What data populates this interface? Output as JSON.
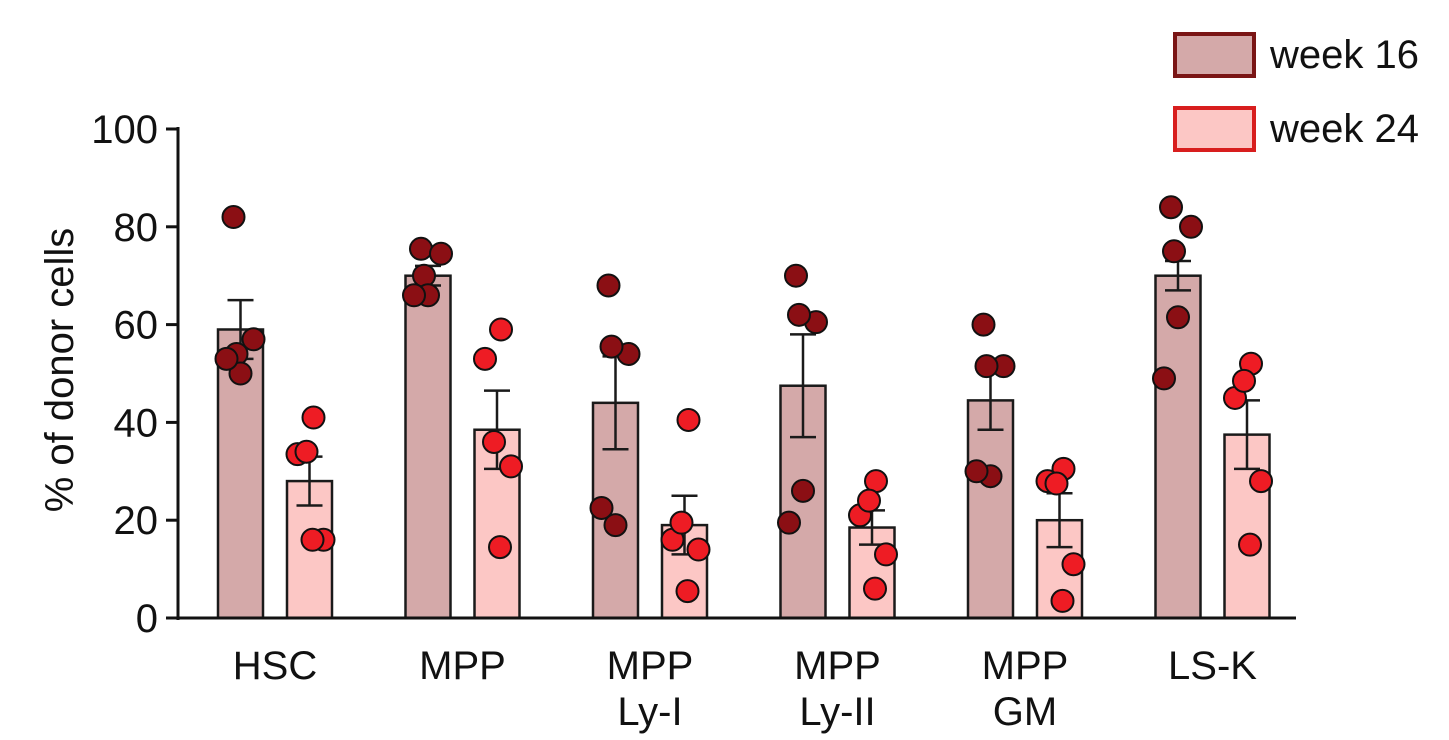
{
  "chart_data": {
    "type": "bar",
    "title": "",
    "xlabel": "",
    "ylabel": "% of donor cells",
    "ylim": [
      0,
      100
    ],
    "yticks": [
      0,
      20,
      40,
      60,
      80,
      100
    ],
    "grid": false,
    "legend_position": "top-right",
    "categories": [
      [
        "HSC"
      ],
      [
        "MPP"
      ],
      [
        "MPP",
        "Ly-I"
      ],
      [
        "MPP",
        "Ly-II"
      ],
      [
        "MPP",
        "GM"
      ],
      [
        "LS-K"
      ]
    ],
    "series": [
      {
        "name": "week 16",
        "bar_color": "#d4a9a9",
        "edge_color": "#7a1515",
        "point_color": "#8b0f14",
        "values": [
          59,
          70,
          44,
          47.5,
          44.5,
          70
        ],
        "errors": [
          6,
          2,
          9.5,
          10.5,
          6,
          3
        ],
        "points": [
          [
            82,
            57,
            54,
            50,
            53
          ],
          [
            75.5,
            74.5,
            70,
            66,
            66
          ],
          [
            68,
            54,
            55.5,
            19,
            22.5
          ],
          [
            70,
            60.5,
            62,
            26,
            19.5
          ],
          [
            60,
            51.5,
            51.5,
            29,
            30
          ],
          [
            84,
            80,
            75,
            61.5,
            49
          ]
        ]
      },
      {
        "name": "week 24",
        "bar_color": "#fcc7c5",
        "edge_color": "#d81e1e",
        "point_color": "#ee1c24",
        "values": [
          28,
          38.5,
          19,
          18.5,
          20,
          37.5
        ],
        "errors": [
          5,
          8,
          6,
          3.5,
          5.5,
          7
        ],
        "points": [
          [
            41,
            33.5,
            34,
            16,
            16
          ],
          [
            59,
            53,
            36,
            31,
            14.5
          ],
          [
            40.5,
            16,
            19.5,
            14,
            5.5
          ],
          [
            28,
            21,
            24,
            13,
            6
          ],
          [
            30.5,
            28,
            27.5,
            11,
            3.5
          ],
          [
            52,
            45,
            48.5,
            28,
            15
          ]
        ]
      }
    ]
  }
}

···

▸ What you will do:
The output is the records exactly as they read, with no pictures in it.

▸ Solution:
What data populates this interface? Output as JSON.
{
  "chart_data": {
    "type": "bar",
    "title": "",
    "xlabel": "",
    "ylabel": "% of donor cells",
    "ylim": [
      0,
      100
    ],
    "yticks": [
      0,
      20,
      40,
      60,
      80,
      100
    ],
    "grid": false,
    "legend_position": "top-right",
    "categories": [
      [
        "HSC"
      ],
      [
        "MPP"
      ],
      [
        "MPP",
        "Ly-I"
      ],
      [
        "MPP",
        "Ly-II"
      ],
      [
        "MPP",
        "GM"
      ],
      [
        "LS-K"
      ]
    ],
    "series": [
      {
        "name": "week 16",
        "bar_color": "#d4a9a9",
        "edge_color": "#7a1515",
        "point_color": "#8b0f14",
        "values": [
          59,
          70,
          44,
          47.5,
          44.5,
          70
        ],
        "errors": [
          6,
          2,
          9.5,
          10.5,
          6,
          3
        ],
        "points": [
          [
            82,
            57,
            54,
            50,
            53
          ],
          [
            75.5,
            74.5,
            70,
            66,
            66
          ],
          [
            68,
            54,
            55.5,
            19,
            22.5
          ],
          [
            70,
            60.5,
            62,
            26,
            19.5
          ],
          [
            60,
            51.5,
            51.5,
            29,
            30
          ],
          [
            84,
            80,
            75,
            61.5,
            49
          ]
        ]
      },
      {
        "name": "week 24",
        "bar_color": "#fcc7c5",
        "edge_color": "#d81e1e",
        "point_color": "#ee1c24",
        "values": [
          28,
          38.5,
          19,
          18.5,
          20,
          37.5
        ],
        "errors": [
          5,
          8,
          6,
          3.5,
          5.5,
          7
        ],
        "points": [
          [
            41,
            33.5,
            34,
            16,
            16
          ],
          [
            59,
            53,
            36,
            31,
            14.5
          ],
          [
            40.5,
            16,
            19.5,
            14,
            5.5
          ],
          [
            28,
            21,
            24,
            13,
            6
          ],
          [
            30.5,
            28,
            27.5,
            11,
            3.5
          ],
          [
            52,
            45,
            48.5,
            28,
            15
          ]
        ]
      }
    ]
  }
}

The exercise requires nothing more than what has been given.